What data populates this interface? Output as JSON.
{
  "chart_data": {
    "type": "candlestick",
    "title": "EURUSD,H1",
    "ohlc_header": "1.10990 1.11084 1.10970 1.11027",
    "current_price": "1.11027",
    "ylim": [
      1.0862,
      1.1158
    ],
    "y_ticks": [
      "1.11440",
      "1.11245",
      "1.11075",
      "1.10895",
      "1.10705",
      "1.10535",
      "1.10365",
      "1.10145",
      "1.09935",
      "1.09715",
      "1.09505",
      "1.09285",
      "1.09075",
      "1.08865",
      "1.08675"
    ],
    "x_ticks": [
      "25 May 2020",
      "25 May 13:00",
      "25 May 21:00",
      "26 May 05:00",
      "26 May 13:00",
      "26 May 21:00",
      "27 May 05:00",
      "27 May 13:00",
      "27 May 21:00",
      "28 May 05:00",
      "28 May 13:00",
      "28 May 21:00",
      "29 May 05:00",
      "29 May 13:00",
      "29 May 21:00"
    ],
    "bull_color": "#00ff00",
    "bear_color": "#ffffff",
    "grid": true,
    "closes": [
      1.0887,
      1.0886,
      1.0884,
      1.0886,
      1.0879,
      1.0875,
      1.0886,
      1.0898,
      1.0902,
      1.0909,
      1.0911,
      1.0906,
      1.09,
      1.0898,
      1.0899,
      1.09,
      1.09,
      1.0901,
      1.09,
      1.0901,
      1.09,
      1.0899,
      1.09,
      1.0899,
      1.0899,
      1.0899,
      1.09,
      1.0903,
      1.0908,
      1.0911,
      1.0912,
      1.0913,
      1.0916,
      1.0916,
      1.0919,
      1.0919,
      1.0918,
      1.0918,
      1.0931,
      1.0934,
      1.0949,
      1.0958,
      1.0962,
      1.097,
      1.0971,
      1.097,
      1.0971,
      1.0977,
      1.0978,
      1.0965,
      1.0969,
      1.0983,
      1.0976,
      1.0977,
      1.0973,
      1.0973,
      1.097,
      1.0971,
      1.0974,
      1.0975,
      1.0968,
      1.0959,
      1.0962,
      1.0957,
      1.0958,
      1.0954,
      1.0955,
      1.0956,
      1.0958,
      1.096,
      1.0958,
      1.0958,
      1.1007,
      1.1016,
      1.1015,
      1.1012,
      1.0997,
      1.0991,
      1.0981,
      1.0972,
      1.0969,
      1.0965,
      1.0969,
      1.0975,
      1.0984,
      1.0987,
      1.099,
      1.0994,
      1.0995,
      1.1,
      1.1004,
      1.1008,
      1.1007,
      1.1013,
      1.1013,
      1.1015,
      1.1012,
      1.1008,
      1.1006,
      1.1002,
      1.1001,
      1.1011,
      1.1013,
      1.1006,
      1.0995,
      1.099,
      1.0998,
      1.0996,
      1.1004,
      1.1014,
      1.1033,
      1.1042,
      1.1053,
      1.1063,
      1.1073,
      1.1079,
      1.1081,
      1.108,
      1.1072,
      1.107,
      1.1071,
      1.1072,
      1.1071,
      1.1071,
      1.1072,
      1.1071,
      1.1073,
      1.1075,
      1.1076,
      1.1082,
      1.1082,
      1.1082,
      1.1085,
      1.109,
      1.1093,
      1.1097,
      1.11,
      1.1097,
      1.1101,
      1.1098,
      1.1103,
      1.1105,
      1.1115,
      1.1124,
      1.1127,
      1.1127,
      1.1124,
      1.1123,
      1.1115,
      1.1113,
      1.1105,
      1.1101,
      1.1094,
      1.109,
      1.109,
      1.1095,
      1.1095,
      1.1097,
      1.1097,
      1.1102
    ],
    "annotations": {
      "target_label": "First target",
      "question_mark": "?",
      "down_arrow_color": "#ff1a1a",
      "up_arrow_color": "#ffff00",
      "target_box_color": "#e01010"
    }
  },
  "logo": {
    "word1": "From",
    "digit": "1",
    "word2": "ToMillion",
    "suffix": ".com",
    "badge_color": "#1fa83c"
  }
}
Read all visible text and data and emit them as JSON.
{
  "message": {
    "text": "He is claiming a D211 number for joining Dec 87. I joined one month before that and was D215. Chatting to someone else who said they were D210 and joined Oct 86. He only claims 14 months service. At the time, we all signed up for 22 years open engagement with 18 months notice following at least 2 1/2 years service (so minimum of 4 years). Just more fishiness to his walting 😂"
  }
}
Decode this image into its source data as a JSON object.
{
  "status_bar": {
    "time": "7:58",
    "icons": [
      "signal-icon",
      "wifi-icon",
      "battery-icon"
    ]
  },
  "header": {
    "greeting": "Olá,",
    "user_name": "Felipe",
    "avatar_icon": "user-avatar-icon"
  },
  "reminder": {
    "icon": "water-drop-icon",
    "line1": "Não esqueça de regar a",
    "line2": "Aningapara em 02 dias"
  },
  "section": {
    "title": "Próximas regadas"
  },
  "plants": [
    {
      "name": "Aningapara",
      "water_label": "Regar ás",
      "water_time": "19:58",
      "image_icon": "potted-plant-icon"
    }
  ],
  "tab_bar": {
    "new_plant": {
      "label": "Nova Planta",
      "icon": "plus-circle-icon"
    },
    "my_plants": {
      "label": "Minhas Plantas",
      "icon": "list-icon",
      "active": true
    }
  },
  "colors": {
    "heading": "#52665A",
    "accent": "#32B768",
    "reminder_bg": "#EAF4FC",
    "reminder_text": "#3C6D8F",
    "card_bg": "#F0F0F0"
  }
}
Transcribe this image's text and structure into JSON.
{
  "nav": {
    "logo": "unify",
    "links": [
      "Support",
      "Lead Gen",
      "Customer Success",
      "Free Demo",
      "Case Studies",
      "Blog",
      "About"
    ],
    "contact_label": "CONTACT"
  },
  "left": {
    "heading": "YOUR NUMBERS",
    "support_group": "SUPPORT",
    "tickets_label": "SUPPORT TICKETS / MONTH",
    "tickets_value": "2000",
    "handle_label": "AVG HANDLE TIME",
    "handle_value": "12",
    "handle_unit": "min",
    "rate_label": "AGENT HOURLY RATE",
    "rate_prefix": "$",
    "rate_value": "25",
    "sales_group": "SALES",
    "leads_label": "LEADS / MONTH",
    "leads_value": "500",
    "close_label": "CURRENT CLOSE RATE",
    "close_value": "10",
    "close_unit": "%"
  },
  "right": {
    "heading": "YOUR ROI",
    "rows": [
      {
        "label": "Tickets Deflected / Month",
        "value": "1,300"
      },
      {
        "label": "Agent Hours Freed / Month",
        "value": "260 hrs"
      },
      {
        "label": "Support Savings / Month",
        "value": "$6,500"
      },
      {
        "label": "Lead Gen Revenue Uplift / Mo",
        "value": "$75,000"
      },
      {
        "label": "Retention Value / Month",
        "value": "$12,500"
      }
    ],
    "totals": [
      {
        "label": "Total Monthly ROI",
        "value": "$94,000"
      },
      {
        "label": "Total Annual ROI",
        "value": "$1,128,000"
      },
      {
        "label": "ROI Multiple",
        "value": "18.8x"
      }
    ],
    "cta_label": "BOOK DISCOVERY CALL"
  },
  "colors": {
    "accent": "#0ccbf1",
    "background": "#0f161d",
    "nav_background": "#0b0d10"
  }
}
....
> _Aim of the task_
Reproduce each record exactly, leaving nothing out.

> _Answer below_
What data populates this interface? Output as JSON.
{
  "chart_data": {
    "type": "candlestick",
    "title": "EURUSD,H1",
    "ohlc_header": "1.10990 1.11084 1.10970 1.11027",
    "current_price": "1.11027",
    "ylim": [
      1.0862,
      1.1158
    ],
    "y_ticks": [
      "1.11440",
      "1.11245",
      "1.11075",
      "1.10895",
      "1.10705",
      "1.10535",
      "1.10365",
      "1.10145",
      "1.09935",
      "1.09715",
      "1.09505",
      "1.09285",
      "1.09075",
      "1.08865",
      "1.08675"
    ],
    "x_ticks": [
      "25 May 2020",
      "25 May 13:00",
      "25 May 21:00",
      "26 May 05:00",
      "26 May 13:00",
      "26 May 21:00",
      "27 May 05:00",
      "27 May 13:00",
      "27 May 21:00",
      "28 May 05:00",
      "28 May 13:00",
      "28 May 21:00",
      "29 May 05:00",
      "29 May 13:00",
      "29 May 21:00"
    ],
    "bull_color": "#00ff00",
    "bear_color": "#ffffff",
    "grid": true,
    "closes": [
      1.0887,
      1.0886,
      1.0884,
      1.0886,
      1.0879,
      1.0875,
      1.0886,
      1.0898,
      1.0902,
      1.0909,
      1.0911,
      1.0906,
      1.09,
      1.0898,
      1.0899,
      1.09,
      1.09,
      1.0901,
      1.09,
      1.0901,
      1.09,
      1.0899,
      1.09,
      1.0899,
      1.0899,
      1.0899,
      1.09,
      1.0903,
      1.0908,
      1.0911,
      1.0912,
      1.0913,
      1.0916,
      1.0916,
      1.0919,
      1.0919,
      1.0918,
      1.0918,
      1.0931,
      1.0934,
      1.0949,
      1.0958,
      1.0962,
      1.097,
      1.0971,
      1.097,
      1.0971,
      1.0977,
      1.0978,
      1.0965,
      1.0969,
      1.0983,
      1.0976,
      1.0977,
      1.0973,
      1.0973,
      1.097,
      1.0971,
      1.0974,
      1.0975,
      1.0968,
      1.0959,
      1.0962,
      1.0957,
      1.0958,
      1.0954,
      1.0955,
      1.0956,
      1.0958,
      1.096,
      1.0958,
      1.0958,
      1.1007,
      1.1016,
      1.1015,
      1.1012,
      1.0997,
      1.0991,
      1.0981,
      1.0972,
      1.0969,
      1.0965,
      1.0969,
      1.0975,
      1.0984,
      1.0987,
      1.099,
      1.0994,
      1.0995,
      1.1,
      1.1004,
      1.1008,
      1.1007,
      1.1013,
      1.1013,
      1.1015,
      1.1012,
      1.1008,
      1.1006,
      1.1002,
      1.1001,
      1.1011,
      1.1013,
      1.1006,
      1.0995,
      1.099,
      1.0998,
      1.0996,
      1.1004,
      1.1014,
      1.1033,
      1.1042,
      1.1053,
      1.1063,
      1.1073,
      1.1079,
      1.1081,
      1.108,
      1.1072,
      1.107,
      1.1071,
      1.1072,
      1.1071,
      1.1071,
      1.1072,
      1.1071,
      1.1073,
      1.1075,
      1.1076,
      1.1082,
      1.1082,
      1.1082,
      1.1085,
      1.109,
      1.1093,
      1.1097,
      1.11,
      1.1097,
      1.1101,
      1.1098,
      1.1103,
      1.1105,
      1.1115,
      1.1124,
      1.1127,
      1.1127,
      1.1124,
      1.1123,
      1.1115,
      1.1113,
      1.1105,
      1.1101,
      1.1094,
      1.109,
      1.109,
      1.1095,
      1.1095,
      1.1097,
      1.1097,
      1.1102
    ],
    "annotations": {
      "target_label": "First target",
      "question_mark": "?",
      "down_arrow_color": "#ff1a1a",
      "up_arrow_color": "#ffff00",
      "target_box_color": "#e01010"
    }
  },
  "logo": {
    "word1": "From",
    "digit": "1",
    "word2": "ToMillion",
    "suffix": ".com",
    "badge_color": "#1fa83c"
  }
}
Read all visible text and data and emit them as JSON.
{
  "message": {
    "text": "He is claiming a D211 number for joining Dec 87. I joined one month before that and was D215. Chatting to someone else who said they were D210 and joined Oct 86. He only claims 14 months service. At the time, we all signed up for 22 years open engagement with 18 months notice following at least 2 1/2 years service (so minimum of 4 years). Just more fishiness to his walting 😂"
  }
}
Decode this image into its source data as a JSON object.
{
  "status_bar": {
    "time": "7:58",
    "icons": [
      "signal-icon",
      "wifi-icon",
      "battery-icon"
    ]
  },
  "header": {
    "greeting": "Olá,",
    "user_name": "Felipe",
    "avatar_icon": "user-avatar-icon"
  },
  "reminder": {
    "icon": "water-drop-icon",
    "line1": "Não esqueça de regar a",
    "line2": "Aningapara em 02 dias"
  },
  "section": {
    "title": "Próximas regadas"
  },
  "plants": [
    {
      "name": "Aningapara",
      "water_label": "Regar ás",
      "water_time": "19:58",
      "image_icon": "potted-plant-icon"
    }
  ],
  "tab_bar": {
    "new_plant": {
      "label": "Nova Planta",
      "icon": "plus-circle-icon"
    },
    "my_plants": {
      "label": "Minhas Plantas",
      "icon": "list-icon",
      "active": true
    }
  },
  "colors": {
    "heading": "#52665A",
    "accent": "#32B768",
    "reminder_bg": "#EAF4FC",
    "reminder_text": "#3C6D8F",
    "card_bg": "#F0F0F0"
  }
}
Transcribe this image's text and structure into JSON.
{
  "nav": {
    "logo": "unify",
    "links": [
      "Support",
      "Lead Gen",
      "Customer Success",
      "Free Demo",
      "Case Studies",
      "Blog",
      "About"
    ],
    "contact_label": "CONTACT"
  },
  "left": {
    "heading": "YOUR NUMBERS",
    "support_group": "SUPPORT",
    "tickets_label": "SUPPORT TICKETS / MONTH",
    "tickets_value": "2000",
    "handle_label": "AVG HANDLE TIME",
    "handle_value": "12",
    "handle_unit": "min",
    "rate_label": "AGENT HOURLY RATE",
    "rate_prefix": "$",
    "rate_value": "25",
    "sales_group": "SALES",
    "leads_label": "LEADS / MONTH",
    "leads_value": "500",
    "close_label": "CURRENT CLOSE RATE",
    "close_value": "10",
    "close_unit": "%"
  },
  "right": {
    "heading": "YOUR ROI",
    "rows": [
      {
        "label": "Tickets Deflected / Month",
        "value": "1,300"
      },
      {
        "label": "Agent Hours Freed / Month",
        "value": "260 hrs"
      },
      {
        "label": "Support Savings / Month",
        "value": "$6,500"
      },
      {
        "label": "Lead Gen Revenue Uplift / Mo",
        "value": "$75,000"
      },
      {
        "label": "Retention Value / Month",
        "value": "$12,500"
      }
    ],
    "totals": [
      {
        "label": "Total Monthly ROI",
        "value": "$94,000"
      },
      {
        "label": "Total Annual ROI",
        "value": "$1,128,000"
      },
      {
        "label": "ROI Multiple",
        "value": "18.8x"
      }
    ],
    "cta_label": "BOOK DISCOVERY CALL"
  },
  "colors": {
    "accent": "#0ccbf1",
    "background": "#0f161d",
    "nav_background": "#0b0d10"
  }
}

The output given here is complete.